▶ **AIM**: Go through the material below and copy all lines with "into".

▶ **RECORD EXCERPTS**:
########
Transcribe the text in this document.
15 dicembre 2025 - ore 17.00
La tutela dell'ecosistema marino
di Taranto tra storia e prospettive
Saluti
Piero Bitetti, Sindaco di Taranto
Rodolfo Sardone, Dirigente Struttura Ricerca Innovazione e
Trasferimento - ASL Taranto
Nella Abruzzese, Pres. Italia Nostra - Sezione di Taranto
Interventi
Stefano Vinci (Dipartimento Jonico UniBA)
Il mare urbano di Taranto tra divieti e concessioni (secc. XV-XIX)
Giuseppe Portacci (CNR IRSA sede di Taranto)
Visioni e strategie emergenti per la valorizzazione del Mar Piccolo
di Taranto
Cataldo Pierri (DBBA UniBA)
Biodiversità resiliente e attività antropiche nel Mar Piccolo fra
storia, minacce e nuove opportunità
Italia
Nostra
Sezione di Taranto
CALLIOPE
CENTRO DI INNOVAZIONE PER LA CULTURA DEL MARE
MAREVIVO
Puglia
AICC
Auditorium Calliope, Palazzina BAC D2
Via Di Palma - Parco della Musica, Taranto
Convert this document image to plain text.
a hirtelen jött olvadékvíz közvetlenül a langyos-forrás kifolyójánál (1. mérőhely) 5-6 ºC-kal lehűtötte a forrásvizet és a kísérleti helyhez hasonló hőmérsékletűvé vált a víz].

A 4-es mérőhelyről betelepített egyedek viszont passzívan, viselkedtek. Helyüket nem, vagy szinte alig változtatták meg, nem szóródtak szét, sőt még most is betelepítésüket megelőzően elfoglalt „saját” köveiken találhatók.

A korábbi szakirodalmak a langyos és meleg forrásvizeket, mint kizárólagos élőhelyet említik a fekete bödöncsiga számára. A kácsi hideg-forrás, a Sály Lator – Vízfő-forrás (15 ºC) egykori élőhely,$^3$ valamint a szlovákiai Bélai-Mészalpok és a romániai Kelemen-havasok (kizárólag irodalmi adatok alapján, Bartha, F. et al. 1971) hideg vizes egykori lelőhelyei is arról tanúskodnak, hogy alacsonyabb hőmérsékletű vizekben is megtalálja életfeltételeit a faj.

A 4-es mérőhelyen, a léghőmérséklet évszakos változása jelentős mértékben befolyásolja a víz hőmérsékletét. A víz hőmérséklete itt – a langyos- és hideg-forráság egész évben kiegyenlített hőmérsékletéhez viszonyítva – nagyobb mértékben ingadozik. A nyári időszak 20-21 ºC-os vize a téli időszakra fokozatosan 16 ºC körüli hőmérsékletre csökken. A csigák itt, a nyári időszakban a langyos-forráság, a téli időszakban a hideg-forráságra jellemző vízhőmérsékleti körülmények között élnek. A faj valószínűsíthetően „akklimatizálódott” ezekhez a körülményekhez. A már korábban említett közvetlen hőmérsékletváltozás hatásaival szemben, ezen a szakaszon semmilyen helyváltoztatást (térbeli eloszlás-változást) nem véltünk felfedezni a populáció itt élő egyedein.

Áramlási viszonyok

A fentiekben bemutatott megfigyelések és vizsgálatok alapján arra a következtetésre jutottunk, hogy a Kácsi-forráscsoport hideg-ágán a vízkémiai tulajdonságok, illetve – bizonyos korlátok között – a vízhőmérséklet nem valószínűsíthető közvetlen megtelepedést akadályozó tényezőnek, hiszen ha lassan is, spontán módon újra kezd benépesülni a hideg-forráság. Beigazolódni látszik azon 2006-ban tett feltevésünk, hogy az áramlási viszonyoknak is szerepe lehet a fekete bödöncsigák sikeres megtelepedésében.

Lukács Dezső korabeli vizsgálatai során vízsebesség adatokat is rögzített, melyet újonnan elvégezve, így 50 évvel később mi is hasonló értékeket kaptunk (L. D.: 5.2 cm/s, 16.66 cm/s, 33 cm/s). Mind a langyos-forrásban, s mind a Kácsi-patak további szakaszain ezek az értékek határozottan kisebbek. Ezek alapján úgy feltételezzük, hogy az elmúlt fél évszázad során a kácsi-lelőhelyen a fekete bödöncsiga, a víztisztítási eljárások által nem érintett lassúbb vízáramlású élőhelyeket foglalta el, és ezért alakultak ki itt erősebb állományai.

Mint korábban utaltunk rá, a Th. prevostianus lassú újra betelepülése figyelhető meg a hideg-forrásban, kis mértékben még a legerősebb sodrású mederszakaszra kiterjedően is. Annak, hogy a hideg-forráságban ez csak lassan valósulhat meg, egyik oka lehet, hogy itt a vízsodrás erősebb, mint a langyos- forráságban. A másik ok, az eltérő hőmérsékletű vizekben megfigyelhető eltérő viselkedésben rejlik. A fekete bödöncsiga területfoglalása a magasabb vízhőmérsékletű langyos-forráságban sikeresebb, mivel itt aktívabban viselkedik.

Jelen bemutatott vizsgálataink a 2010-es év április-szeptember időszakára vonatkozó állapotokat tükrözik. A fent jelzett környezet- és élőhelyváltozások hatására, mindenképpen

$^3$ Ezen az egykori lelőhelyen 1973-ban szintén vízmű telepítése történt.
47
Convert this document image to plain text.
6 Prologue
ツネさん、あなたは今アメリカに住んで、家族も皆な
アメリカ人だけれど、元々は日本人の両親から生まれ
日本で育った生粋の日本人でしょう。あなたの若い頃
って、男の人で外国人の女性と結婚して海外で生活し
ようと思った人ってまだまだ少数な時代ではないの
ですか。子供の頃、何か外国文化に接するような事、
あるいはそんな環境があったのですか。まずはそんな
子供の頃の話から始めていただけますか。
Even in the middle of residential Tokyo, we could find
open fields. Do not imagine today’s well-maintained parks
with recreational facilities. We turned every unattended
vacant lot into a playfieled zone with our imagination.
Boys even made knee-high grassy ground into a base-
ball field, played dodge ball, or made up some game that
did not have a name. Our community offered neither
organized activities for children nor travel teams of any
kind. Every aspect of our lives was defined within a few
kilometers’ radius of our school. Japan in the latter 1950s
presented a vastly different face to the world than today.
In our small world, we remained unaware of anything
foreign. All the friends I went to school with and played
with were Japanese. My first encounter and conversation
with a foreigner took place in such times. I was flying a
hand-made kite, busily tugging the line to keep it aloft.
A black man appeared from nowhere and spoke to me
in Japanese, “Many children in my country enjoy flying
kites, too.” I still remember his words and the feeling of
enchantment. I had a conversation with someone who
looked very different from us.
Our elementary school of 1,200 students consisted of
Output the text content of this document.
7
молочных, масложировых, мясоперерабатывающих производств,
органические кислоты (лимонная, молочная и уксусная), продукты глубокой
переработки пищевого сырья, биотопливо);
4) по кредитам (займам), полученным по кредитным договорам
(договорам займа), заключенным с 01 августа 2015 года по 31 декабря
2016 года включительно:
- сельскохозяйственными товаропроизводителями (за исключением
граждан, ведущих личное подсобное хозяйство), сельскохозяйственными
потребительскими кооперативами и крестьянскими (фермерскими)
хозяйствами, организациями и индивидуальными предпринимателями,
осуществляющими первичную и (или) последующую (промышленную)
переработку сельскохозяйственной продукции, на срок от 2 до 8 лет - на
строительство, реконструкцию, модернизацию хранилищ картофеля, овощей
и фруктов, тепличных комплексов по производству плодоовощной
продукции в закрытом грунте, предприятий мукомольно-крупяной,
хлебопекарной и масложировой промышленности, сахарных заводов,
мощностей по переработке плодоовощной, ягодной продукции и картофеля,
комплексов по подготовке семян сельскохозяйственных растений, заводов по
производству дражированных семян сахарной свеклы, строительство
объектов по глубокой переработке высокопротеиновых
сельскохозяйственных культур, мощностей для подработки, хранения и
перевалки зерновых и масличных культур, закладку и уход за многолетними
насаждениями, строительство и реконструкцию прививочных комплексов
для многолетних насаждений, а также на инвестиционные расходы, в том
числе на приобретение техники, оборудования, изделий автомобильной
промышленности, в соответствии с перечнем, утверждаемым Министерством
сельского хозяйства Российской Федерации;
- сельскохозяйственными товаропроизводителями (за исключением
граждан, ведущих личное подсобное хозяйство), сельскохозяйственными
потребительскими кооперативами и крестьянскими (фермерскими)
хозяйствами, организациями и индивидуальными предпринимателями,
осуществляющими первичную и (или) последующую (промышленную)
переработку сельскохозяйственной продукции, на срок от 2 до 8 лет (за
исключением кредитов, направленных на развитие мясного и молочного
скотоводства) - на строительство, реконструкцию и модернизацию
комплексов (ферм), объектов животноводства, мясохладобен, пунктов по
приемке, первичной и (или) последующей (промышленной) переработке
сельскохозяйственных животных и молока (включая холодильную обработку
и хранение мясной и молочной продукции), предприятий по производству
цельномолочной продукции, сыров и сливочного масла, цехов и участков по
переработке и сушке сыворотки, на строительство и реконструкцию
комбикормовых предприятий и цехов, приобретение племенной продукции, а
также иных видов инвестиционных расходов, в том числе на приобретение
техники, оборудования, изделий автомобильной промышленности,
########
▶ **PROBLEM SOLUTION**:
vacant lot into a playfieled zone with our imagination.
Boys even made knee-high grassy ground into a base-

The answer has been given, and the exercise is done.